Materials and reagents

The aniline monomer and sodium hydroxide were procured from Acros organics and subsequently distilled. Bismuth nitrate and zinc nitrate were supplied by Saen Chemistry Technology Co., Ltd., based in Shanghai, China. For this study, chloroform solvents from Sigma and Benzyl peroxide (BPO) procured from Macklin Biochemical Co., Ltd, also in Shanghai, China, were used.

Synthesis of Bi-doped ZnO

For the synthesis of Bi-doped ZnO, the molar solution of bismuth nitrate 0.0125 M was used as a dopant, and zinc nitrate 0.125 M and sodium hydroxide 0.25 M were prepared in separate beakers. After the preparation of the molar solution separately, this solution was intermixed and kept on stirring for 2 h. After the completion of stirring time, the solution was removed from the stirring and kept undisturbed for 24 h. The solution was filtered to separate the precipitate from the solution and kept for drying in the oven. The powder obtained was kept for the calcination for a temperature range of 500–2 h. The synthesized product is bismuth-doped zinc oxide [16,17,18].

[Stored entries]
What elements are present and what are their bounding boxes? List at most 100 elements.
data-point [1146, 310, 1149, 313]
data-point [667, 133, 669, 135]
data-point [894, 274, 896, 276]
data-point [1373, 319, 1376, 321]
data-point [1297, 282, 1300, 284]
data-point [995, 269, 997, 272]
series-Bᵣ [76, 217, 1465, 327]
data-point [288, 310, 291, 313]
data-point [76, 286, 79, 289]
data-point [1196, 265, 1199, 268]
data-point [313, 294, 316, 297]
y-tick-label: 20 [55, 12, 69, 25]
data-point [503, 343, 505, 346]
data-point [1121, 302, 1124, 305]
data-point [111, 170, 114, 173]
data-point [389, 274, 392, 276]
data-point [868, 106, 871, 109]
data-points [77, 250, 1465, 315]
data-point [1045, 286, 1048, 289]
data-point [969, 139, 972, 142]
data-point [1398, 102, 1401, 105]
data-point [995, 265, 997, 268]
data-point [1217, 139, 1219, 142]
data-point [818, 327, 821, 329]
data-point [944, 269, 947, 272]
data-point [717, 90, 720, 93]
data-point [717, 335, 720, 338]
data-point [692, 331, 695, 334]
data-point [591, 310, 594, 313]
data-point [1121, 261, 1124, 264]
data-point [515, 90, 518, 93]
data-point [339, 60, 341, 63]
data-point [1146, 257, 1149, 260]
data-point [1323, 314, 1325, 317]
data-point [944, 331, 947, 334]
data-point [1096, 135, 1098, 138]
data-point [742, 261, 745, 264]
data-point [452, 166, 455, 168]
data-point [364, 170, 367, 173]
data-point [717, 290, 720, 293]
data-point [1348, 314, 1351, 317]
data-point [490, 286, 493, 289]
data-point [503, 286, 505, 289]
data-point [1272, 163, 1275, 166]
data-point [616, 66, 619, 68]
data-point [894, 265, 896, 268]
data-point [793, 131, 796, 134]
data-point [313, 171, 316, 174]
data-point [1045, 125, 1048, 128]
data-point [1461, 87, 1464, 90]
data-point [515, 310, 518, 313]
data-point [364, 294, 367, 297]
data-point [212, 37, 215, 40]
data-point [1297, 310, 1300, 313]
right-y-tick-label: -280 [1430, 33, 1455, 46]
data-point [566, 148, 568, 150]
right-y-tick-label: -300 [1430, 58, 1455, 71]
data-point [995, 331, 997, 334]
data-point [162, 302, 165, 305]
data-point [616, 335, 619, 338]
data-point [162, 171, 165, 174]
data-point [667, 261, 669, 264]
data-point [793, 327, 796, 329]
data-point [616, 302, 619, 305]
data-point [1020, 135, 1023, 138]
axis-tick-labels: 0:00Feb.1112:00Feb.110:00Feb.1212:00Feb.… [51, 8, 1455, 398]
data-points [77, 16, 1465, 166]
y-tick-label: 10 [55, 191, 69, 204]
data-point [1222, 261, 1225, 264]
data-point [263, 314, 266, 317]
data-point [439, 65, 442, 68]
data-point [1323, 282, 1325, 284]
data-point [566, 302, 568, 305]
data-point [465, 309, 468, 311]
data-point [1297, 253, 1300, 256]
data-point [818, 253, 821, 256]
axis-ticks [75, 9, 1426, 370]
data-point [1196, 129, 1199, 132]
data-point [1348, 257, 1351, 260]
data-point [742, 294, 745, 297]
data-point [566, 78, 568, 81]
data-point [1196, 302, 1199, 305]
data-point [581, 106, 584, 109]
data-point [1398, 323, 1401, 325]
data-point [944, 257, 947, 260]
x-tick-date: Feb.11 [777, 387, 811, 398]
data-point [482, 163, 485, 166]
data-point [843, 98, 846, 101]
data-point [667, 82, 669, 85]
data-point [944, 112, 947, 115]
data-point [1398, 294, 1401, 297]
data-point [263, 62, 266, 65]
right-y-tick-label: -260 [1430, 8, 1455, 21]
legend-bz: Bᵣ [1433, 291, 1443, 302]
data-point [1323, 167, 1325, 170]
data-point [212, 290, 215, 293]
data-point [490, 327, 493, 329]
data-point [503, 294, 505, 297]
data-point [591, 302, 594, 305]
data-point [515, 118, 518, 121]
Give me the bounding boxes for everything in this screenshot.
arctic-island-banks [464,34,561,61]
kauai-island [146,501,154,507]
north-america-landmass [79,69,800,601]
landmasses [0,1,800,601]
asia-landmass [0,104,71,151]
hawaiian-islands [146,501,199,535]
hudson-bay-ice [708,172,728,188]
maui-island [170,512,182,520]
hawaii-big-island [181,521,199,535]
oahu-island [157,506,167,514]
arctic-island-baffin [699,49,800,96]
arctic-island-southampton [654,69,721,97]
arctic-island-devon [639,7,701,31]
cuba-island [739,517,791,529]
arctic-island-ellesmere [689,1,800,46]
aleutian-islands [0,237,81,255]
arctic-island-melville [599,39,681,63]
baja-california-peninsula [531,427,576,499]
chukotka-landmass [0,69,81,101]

### EXERCISE DETAILS
Continue the Bi-doped ZnO methods text, starting right after its final sentence.

### RESPONSE
Synthesis of PANI, PANI-ZnO, PANI-Bi2O3, and PANI-Bi-ZnO

The pristine PANI was prepared by using the inverse emulsion polymerization method. In the current experiment, toluene (25 mL) was taken in the 100-mL flask and was used to dissolve the benzoyl peroxide (BPO), and the solution was placed on the stirrer. To this solution in the round bottom flask, the addition of 2-propanol (5 mL) and the dodecyl benzene sulfonic acid (DBSA) in a quantity of 0.2 mL were added, and also, the aniline monomer was added in the ratio of 0.2 mL. After a few seconds, 5 mL of de-ionized water was poured into the solution and was kept undisturbed for 24 h. After 24 h, the solution was transferred to the separating funnel followed by distilled water and secondly by the addition of acetone for the washing. The obtained product was placed in the petri dish and dried in the oven.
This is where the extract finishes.